** Stated problem **
Without including the pictures, copy out every line below.

(Data excerpts)
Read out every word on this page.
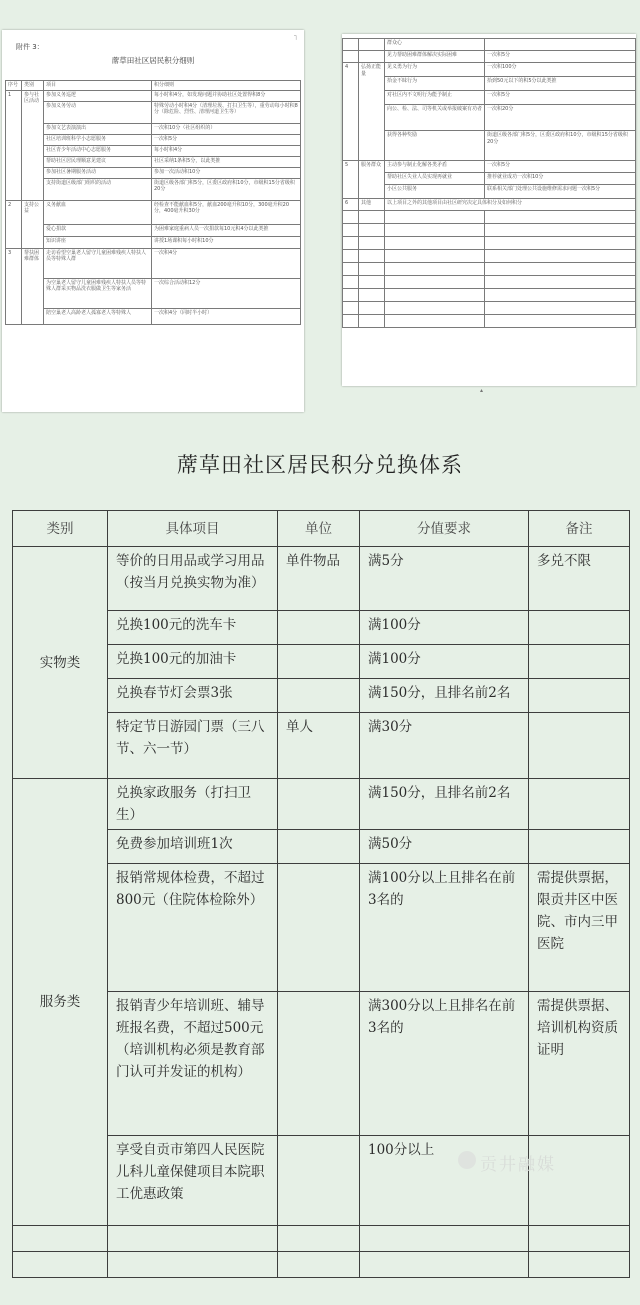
附件 3：
蓆草田社区居民积分细则
序号	类别	项目	积分细则
1	参与社区活动	参加义务巡逻	每小时积4分，如发现问题并协助社区处置得积8分
		参加义务劳动	特殊劳动小时积4分（清理垃圾、打扫卫生等），重劳动每小时积8分（除危险、烈性、清理河道卫生等）
		参加文艺表演演出	一次积10分（社区组织的）
		社区培训班科学小志愿服务	一次积5分
		社区青少年活动中心志愿服务	每小时积4分
		帮助社区居民理顺意见建议	社区采纳1条积5分，以此类推
		参加社区暑期服务活动	参加一次活动积10分
		支持街道区级部门组织的活动	街道区级各部门积5分，区委区政府积10分，市级积15分省级积20分
2	支持公益	义务献血	经检查不能献血积5分，献血200毫升积10分，300毫升积20分，400毫升积30分
		爱心捐款	为困难家庭重病人员一次捐款每10元积4分以此类推
		知识讲座	讲授1场课积每小时积10分
3	帮扶困难群体	走访看望空巢老人留守儿童困难残疾人特扶人员等特殊人群	一次积4分
		为空巢老人留守儿童困难残疾人特扶人员等特殊人群采买物品洗衣服做卫生等家务活	一次综合活动积12分
		陪空巢老人高龄老人孤寡老人等特殊人	一次积4分（同时半小时）
┐
		群众心	
		见力帮助困难群体解决实际困难	一次积5分
4	弘扬正能量	见义勇为行为	一次积100分
		拾金不昧行为	拾到50元以下的积5分以此类推
		对社区内不文明行为能予制止	一次积5分
		向公、检、法、司等机关或举报破案有功者	一次积20分
		获得各种奖励	街道区级各部门积5分，区委区政府积10分，市级积15分省级积20分
5	服务群众	主动参与制止化解各类矛盾	一次积5分
		帮助社区失业人员实现再就业	推荐就业成功一次积10分
		小区公共服务	联系相关部门处理公共设施维修需求问题一次积5分
6	其他	以上项目之外的其他项目由社区研究决定具体积分及如何积分	

▴
蓆草田社区居民积分兑换体系
类别	具体项目	单位	分值要求	备注
实物类	等价的日用品或学习用品（按当月兑换实物为准）	单件物品	满5分	多兑不限
	兑换100元的洗车卡		满100分	
	兑换100元的加油卡		满100分	
	兑换春节灯会票3张		满150分，且排名前2名	
	特定节日游园门票（三八节、六一节）	单人	满30分	
服务类	兑换家政服务（打扫卫生）		满150分，且排名前2名	
	免费参加培训班1次		满50分	
	报销常规体检费，不超过800元（住院体检除外）		满100分以上且排名在前3名的	需提供票据，限贡井区中医院、市内三甲医院
	报销青少年培训班、辅导班报名费，不超过500元（培训机构必须是教育部门认可并发证的机构）		满300分以上且排名在前3名的	需提供票据、培训机构资质证明
	享受自贡市第四人民医院儿科儿童保健项目本院职工优惠政策		100分以上	

贡井融媒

** Full response **
Read out every word on this page.
附件 3：
蓆草田社区居民积分细则
序号	类别	项目	积分细则
1	参与社区活动	参加义务巡逻	每小时积4分，如发现问题并协助社区处置得积8分
		参加义务劳动	特殊劳动小时积4分（清理垃圾、打扫卫生等），重劳动每小时积8分（除危险、烈性、清理河道卫生等）
		参加文艺表演演出	一次积10分（社区组织的）
		社区培训班科学小志愿服务	一次积5分
		社区青少年活动中心志愿服务	每小时积4分
		帮助社区居民理顺意见建议	社区采纳1条积5分，以此类推
		参加社区暑期服务活动	参加一次活动积10分
		支持街道区级部门组织的活动	街道区级各部门积5分，区委区政府积10分，市级积15分省级积20分
2	支持公益	义务献血	经检查不能献血积5分，献血200毫升积10分，300毫升积20分，400毫升积30分
		爱心捐款	为困难家庭重病人员一次捐款每10元积4分以此类推
		知识讲座	讲授1场课积每小时积10分
3	帮扶困难群体	走访看望空巢老人留守儿童困难残疾人特扶人员等特殊人群	一次积4分
		为空巢老人留守儿童困难残疾人特扶人员等特殊人群采买物品洗衣服做卫生等家务活	一次综合活动积12分
		陪空巢老人高龄老人孤寡老人等特殊人	一次积4分（同时半小时）
┐
		群众心	
		见力帮助困难群体解决实际困难	一次积5分
4	弘扬正能量	见义勇为行为	一次积100分
		拾金不昧行为	拾到50元以下的积5分以此类推
		对社区内不文明行为能予制止	一次积5分
		向公、检、法、司等机关或举报破案有功者	一次积20分
		获得各种奖励	街道区级各部门积5分，区委区政府积10分，市级积15分省级积20分
5	服务群众	主动参与制止化解各类矛盾	一次积5分
		帮助社区失业人员实现再就业	推荐就业成功一次积10分
		小区公共服务	联系相关部门处理公共设施维修需求问题一次积5分
6	其他	以上项目之外的其他项目由社区研究决定具体积分及如何积分	

▴
蓆草田社区居民积分兑换体系
类别	具体项目	单位	分值要求	备注
实物类	等价的日用品或学习用品（按当月兑换实物为准）	单件物品	满5分	多兑不限
	兑换100元的洗车卡		满100分	
	兑换100元的加油卡		满100分	
	兑换春节灯会票3张		满150分，且排名前2名	
	特定节日游园门票（三八节、六一节）	单人	满30分	
服务类	兑换家政服务（打扫卫生）		满150分，且排名前2名	
	免费参加培训班1次		满50分	
	报销常规体检费，不超过800元（住院体检除外）		满100分以上且排名在前3名的	需提供票据，限贡井区中医院、市内三甲医院
	报销青少年培训班、辅导班报名费，不超过500元（培训机构必须是教育部门认可并发证的机构）		满300分以上且排名在前3名的	需提供票据、培训机构资质证明
	享受自贡市第四人民医院儿科儿童保健项目本院职工优惠政策		100分以上	

贡井融媒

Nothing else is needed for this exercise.